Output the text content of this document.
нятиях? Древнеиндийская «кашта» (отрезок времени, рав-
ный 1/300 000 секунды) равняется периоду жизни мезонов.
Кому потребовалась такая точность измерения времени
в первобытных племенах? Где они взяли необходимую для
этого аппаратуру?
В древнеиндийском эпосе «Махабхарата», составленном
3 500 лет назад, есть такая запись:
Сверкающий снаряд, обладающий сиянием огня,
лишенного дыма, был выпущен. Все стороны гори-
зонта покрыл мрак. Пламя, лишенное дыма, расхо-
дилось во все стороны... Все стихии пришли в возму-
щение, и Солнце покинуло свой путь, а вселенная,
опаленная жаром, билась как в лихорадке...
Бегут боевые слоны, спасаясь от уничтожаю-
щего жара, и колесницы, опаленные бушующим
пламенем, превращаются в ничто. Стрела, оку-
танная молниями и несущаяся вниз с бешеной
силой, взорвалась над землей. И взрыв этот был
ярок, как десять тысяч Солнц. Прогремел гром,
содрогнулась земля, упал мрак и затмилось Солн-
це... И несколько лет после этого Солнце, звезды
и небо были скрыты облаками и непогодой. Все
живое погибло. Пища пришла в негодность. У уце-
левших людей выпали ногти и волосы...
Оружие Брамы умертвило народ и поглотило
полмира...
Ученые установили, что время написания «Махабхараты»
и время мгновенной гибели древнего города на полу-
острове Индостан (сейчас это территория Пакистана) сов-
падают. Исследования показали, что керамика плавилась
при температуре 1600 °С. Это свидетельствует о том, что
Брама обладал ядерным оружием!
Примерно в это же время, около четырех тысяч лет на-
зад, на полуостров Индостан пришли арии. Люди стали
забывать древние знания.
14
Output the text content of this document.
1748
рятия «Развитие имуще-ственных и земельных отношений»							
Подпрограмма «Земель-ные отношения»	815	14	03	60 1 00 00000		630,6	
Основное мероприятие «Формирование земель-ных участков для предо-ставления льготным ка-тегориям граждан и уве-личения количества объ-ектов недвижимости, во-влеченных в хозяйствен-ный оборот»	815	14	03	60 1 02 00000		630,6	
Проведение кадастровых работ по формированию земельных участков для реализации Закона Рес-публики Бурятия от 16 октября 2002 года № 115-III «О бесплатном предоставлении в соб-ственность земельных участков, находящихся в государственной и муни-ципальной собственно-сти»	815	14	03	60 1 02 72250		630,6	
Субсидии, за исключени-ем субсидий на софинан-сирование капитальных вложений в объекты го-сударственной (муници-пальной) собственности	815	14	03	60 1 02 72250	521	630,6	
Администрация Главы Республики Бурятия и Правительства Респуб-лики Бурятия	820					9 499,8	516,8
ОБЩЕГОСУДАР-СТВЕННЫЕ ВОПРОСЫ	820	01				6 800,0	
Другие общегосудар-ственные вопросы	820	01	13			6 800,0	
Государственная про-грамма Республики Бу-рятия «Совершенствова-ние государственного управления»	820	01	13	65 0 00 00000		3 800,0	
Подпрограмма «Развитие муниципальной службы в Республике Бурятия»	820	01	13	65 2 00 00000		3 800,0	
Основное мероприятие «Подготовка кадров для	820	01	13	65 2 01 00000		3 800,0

··········

■ Exercise description
Which lines include "дыма"? Copy each of them out.

■ Response
лишенного дыма, был выпущен. Все стороны гори-
зонта покрыл мрак. Пламя, лишенное дыма, расхо-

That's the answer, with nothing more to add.